-- start PROVIDED RECORDS --

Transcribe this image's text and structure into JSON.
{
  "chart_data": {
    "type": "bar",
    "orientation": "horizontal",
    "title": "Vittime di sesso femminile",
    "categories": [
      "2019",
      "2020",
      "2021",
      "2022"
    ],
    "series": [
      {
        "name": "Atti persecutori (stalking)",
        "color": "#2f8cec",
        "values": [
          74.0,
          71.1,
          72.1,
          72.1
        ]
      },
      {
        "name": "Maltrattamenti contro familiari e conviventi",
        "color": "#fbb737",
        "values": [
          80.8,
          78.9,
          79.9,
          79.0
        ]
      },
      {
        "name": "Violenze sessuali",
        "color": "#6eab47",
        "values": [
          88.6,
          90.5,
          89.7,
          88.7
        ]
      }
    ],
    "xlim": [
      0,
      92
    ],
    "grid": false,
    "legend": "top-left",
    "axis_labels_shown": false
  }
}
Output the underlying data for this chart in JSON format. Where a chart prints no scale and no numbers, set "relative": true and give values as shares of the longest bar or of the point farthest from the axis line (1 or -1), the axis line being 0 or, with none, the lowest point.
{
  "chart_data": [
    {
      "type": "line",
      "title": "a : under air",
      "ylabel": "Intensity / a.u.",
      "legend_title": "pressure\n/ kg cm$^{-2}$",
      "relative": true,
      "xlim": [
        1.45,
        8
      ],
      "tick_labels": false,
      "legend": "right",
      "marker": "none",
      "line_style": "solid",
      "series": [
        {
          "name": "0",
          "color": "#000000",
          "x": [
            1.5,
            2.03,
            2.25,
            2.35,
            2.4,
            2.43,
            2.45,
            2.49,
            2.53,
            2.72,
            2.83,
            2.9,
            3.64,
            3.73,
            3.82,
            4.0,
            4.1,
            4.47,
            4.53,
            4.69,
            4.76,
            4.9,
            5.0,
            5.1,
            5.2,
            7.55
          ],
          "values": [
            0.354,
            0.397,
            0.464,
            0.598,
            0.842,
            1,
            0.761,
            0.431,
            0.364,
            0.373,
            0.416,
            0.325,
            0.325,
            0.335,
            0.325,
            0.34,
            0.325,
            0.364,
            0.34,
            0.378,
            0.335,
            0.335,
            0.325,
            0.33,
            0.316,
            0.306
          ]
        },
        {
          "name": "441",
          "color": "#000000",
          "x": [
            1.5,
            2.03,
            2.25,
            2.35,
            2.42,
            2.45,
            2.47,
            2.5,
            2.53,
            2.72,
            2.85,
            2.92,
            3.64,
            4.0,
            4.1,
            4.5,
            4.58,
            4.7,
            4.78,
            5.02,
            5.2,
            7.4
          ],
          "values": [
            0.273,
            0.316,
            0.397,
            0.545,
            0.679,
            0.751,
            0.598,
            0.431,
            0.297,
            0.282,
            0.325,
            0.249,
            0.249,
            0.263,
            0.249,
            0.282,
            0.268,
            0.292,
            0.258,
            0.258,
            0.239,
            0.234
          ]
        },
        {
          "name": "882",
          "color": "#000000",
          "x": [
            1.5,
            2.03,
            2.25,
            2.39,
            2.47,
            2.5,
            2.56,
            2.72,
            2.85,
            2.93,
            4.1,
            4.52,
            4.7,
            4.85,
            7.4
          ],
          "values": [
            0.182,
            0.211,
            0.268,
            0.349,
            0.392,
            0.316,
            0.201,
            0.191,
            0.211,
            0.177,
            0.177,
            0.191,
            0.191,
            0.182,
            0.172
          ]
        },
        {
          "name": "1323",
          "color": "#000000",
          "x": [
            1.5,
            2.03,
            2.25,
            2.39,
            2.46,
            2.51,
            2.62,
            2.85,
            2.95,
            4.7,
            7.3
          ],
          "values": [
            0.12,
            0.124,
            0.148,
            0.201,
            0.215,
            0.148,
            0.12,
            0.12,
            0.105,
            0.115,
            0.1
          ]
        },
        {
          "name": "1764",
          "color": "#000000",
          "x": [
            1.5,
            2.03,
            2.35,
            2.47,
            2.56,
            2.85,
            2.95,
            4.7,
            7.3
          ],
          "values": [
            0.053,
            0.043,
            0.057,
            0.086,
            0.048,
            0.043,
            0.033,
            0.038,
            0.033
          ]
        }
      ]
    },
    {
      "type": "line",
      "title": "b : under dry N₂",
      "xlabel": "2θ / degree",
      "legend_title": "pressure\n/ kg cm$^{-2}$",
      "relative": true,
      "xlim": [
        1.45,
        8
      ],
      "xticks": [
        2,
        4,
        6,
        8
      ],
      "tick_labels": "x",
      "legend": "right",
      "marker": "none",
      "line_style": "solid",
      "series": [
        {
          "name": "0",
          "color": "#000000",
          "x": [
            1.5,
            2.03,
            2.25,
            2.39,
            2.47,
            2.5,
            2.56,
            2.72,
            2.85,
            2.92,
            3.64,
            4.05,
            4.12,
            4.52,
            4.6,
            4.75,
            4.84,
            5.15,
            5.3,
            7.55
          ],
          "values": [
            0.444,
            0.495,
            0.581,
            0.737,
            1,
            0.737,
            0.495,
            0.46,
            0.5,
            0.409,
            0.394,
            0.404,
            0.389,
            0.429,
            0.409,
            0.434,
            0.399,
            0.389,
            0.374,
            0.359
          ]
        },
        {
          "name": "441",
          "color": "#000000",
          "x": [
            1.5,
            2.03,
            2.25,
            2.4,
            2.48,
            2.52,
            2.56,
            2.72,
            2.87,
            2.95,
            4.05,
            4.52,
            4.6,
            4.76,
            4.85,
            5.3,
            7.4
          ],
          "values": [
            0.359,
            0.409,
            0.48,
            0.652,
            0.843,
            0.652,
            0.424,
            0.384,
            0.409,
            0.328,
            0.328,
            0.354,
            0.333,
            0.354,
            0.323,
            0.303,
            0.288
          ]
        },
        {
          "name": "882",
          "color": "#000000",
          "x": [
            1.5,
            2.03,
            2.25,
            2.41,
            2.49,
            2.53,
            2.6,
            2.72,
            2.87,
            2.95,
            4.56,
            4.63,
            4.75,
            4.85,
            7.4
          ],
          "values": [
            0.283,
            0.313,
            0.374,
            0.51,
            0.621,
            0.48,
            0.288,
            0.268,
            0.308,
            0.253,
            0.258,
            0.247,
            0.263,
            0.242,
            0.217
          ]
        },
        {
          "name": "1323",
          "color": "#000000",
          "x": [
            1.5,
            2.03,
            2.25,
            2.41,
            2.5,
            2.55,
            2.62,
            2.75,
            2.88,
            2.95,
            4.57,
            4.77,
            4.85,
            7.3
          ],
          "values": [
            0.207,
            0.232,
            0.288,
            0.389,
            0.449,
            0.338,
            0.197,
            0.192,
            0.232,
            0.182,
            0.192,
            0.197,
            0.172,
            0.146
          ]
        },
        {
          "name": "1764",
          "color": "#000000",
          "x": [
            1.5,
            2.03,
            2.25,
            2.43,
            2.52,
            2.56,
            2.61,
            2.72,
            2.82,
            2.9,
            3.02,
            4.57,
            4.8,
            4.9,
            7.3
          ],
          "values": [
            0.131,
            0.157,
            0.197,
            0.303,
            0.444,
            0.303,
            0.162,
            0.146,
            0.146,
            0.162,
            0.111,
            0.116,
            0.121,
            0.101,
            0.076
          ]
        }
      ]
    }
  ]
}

-- end PROVIDED RECORDS --

[GIVEN TASK] Give back each line above precisely as it stands.

[IN RESPONSE]
Transcribe this image's text and structure into JSON.
{
  "chart_data": {
    "type": "bar",
    "orientation": "horizontal",
    "title": "Vittime di sesso femminile",
    "categories": [
      "2019",
      "2020",
      "2021",
      "2022"
    ],
    "series": [
      {
        "name": "Atti persecutori (stalking)",
        "color": "#2f8cec",
        "values": [
          74.0,
          71.1,
          72.1,
          72.1
        ]
      },
      {
        "name": "Maltrattamenti contro familiari e conviventi",
        "color": "#fbb737",
        "values": [
          80.8,
          78.9,
          79.9,
          79.0
        ]
      },
      {
        "name": "Violenze sessuali",
        "color": "#6eab47",
        "values": [
          88.6,
          90.5,
          89.7,
          88.7
        ]
      }
    ],
    "xlim": [
      0,
      92
    ],
    "grid": false,
    "legend": "top-left",
    "axis_labels_shown": false
  }
}
Output the underlying data for this chart in JSON format. Where a chart prints no scale and no numbers, set "relative": true and give values as shares of the longest bar or of the point farthest from the axis line (1 or -1), the axis line being 0 or, with none, the lowest point.
{
  "chart_data": [
    {
      "type": "line",
      "title": "a : under air",
      "ylabel": "Intensity / a.u.",
      "legend_title": "pressure\n/ kg cm$^{-2}$",
      "relative": true,
      "xlim": [
        1.45,
        8
      ],
      "tick_labels": false,
      "legend": "right",
      "marker": "none",
      "line_style": "solid",
      "series": [
        {
          "name": "0",
          "color": "#000000",
          "x": [
            1.5,
            2.03,
            2.25,
            2.35,
            2.4,
            2.43,
            2.45,
            2.49,
            2.53,
            2.72,
            2.83,
            2.9,
            3.64,
            3.73,
            3.82,
            4.0,
            4.1,
            4.47,
            4.53,
            4.69,
            4.76,
            4.9,
            5.0,
            5.1,
            5.2,
            7.55
          ],
          "values": [
            0.354,
            0.397,
            0.464,
            0.598,
            0.842,
            1,
            0.761,
            0.431,
            0.364,
            0.373,
            0.416,
            0.325,
            0.325,
            0.335,
            0.325,
            0.34,
            0.325,
            0.364,
            0.34,
            0.378,
            0.335,
            0.335,
            0.325,
            0.33,
            0.316,
            0.306
          ]
        },
        {
          "name": "441",
          "color": "#000000",
          "x": [
            1.5,
            2.03,
            2.25,
            2.35,
            2.42,
            2.45,
            2.47,
            2.5,
            2.53,
            2.72,
            2.85,
            2.92,
            3.64,
            4.0,
            4.1,
            4.5,
            4.58,
            4.7,
            4.78,
            5.02,
            5.2,
            7.4
          ],
          "values": [
            0.273,
            0.316,
            0.397,
            0.545,
            0.679,
            0.751,
            0.598,
            0.431,
            0.297,
            0.282,
            0.325,
            0.249,
            0.249,
            0.263,
            0.249,
            0.282,
            0.268,
            0.292,
            0.258,
            0.258,
            0.239,
            0.234
          ]
        },
        {
          "name": "882",
          "color": "#000000",
          "x": [
            1.5,
            2.03,
            2.25,
            2.39,
            2.47,
            2.5,
            2.56,
            2.72,
            2.85,
            2.93,
            4.1,
            4.52,
            4.7,
            4.85,
            7.4
          ],
          "values": [
            0.182,
            0.211,
            0.268,
            0.349,
            0.392,
            0.316,
            0.201,
            0.191,
            0.211,
            0.177,
            0.177,
            0.191,
            0.191,
            0.182,
            0.172
          ]
        },
        {
          "name": "1323",
          "color": "#000000",
          "x": [
            1.5,
            2.03,
            2.25,
            2.39,
            2.46,
            2.51,
            2.62,
            2.85,
            2.95,
            4.7,
            7.3
          ],
          "values": [
            0.12,
            0.124,
            0.148,
            0.201,
            0.215,
            0.148,
            0.12,
            0.12,
            0.105,
            0.115,
            0.1
          ]
        },
        {
          "name": "1764",
          "color": "#000000",
          "x": [
            1.5,
            2.03,
            2.35,
            2.47,
            2.56,
            2.85,
            2.95,
            4.7,
            7.3
          ],
          "values": [
            0.053,
            0.043,
            0.057,
            0.086,
            0.048,
            0.043,
            0.033,
            0.038,
            0.033
          ]
        }
      ]
    },
    {
      "type": "line",
      "title": "b : under dry N₂",
      "xlabel": "2θ / degree",
      "legend_title": "pressure\n/ kg cm$^{-2}$",
      "relative": true,
      "xlim": [
        1.45,
        8
      ],
      "xticks": [
        2,
        4,
        6,
        8
      ],
      "tick_labels": "x",
      "legend": "right",
      "marker": "none",
      "line_style": "solid",
      "series": [
        {
          "name": "0",
          "color": "#000000",
          "x": [
            1.5,
            2.03,
            2.25,
            2.39,
            2.47,
            2.5,
            2.56,
            2.72,
            2.85,
            2.92,
            3.64,
            4.05,
            4.12,
            4.52,
            4.6,
            4.75,
            4.84,
            5.15,
            5.3,
            7.55
          ],
          "values": [
            0.444,
            0.495,
            0.581,
            0.737,
            1,
            0.737,
            0.495,
            0.46,
            0.5,
            0.409,
            0.394,
            0.404,
            0.389,
            0.429,
            0.409,
            0.434,
            0.399,
            0.389,
            0.374,
            0.359
          ]
        },
        {
          "name": "441",
          "color": "#000000",
          "x": [
            1.5,
            2.03,
            2.25,
            2.4,
            2.48,
            2.52,
            2.56,
            2.72,
            2.87,
            2.95,
            4.05,
            4.52,
            4.6,
            4.76,
            4.85,
            5.3,
            7.4
          ],
          "values": [
            0.359,
            0.409,
            0.48,
            0.652,
            0.843,
            0.652,
            0.424,
            0.384,
            0.409,
            0.328,
            0.328,
            0.354,
            0.333,
            0.354,
            0.323,
            0.303,
            0.288
          ]
        },
        {
          "name": "882",
          "color": "#000000",
          "x": [
            1.5,
            2.03,
            2.25,
            2.41,
            2.49,
            2.53,
            2.6,
            2.72,
            2.87,
            2.95,
            4.56,
            4.63,
            4.75,
            4.85,
            7.4
          ],
          "values": [
            0.283,
            0.313,
            0.374,
            0.51,
            0.621,
            0.48,
            0.288,
            0.268,
            0.308,
            0.253,
            0.258,
            0.247,
            0.263,
            0.242,
            0.217
          ]
        },
        {
          "name": "1323",
          "color": "#000000",
          "x": [
            1.5,
            2.03,
            2.25,
            2.41,
            2.5,
            2.55,
            2.62,
            2.75,
            2.88,
            2.95,
            4.57,
            4.77,
            4.85,
            7.3
          ],
          "values": [
            0.207,
            0.232,
            0.288,
            0.389,
            0.449,
            0.338,
            0.197,
            0.192,
            0.232,
            0.182,
            0.192,
            0.197,
            0.172,
            0.146
          ]
        },
        {
          "name": "1764",
          "color": "#000000",
          "x": [
            1.5,
            2.03,
            2.25,
            2.43,
            2.52,
            2.56,
            2.61,
            2.72,
            2.82,
            2.9,
            3.02,
            4.57,
            4.8,
            4.9,
            7.3
          ],
          "values": [
            0.131,
            0.157,
            0.197,
            0.303,
            0.444,
            0.303,
            0.162,
            0.146,
            0.146,
            0.162,
            0.111,
            0.116,
            0.121,
            0.101,
            0.076
          ]
        }
      ]
    }
  ]
}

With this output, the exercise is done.